▼
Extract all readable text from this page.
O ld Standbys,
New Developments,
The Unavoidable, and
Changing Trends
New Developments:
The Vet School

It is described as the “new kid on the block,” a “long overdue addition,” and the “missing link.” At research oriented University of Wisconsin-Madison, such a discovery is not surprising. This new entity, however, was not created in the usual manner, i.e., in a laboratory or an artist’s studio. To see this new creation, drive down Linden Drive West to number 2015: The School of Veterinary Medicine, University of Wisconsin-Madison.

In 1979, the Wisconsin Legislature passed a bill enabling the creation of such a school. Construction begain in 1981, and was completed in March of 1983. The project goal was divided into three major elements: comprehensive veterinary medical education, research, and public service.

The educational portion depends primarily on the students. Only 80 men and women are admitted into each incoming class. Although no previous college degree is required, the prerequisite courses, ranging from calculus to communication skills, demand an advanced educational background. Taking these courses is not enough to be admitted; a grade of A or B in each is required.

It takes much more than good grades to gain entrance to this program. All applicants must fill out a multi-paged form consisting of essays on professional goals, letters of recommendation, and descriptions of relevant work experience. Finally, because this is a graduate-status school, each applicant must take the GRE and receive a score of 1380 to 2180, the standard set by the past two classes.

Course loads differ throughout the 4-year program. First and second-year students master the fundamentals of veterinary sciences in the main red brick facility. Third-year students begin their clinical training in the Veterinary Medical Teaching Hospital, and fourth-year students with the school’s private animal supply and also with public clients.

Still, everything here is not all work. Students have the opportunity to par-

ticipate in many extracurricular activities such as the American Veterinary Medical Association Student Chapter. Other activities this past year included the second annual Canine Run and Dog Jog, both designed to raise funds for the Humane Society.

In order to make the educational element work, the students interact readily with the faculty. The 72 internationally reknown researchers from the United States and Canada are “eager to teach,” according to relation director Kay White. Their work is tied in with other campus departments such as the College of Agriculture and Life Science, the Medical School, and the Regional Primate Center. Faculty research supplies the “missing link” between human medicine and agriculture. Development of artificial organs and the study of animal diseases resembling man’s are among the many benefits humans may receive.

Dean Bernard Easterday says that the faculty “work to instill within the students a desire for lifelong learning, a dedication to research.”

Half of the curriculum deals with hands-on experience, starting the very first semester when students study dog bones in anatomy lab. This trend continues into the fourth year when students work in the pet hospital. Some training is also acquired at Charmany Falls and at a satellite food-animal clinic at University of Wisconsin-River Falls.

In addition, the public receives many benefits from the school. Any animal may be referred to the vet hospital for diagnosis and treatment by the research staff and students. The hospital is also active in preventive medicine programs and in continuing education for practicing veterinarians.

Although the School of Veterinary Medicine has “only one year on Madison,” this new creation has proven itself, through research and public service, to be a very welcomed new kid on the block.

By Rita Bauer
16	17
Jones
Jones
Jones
▲
- _YOUR GOAL_
Count the lines in the records above that contain the word "from", and give only that number.

- _SOLUTION TO THIS TASK_
4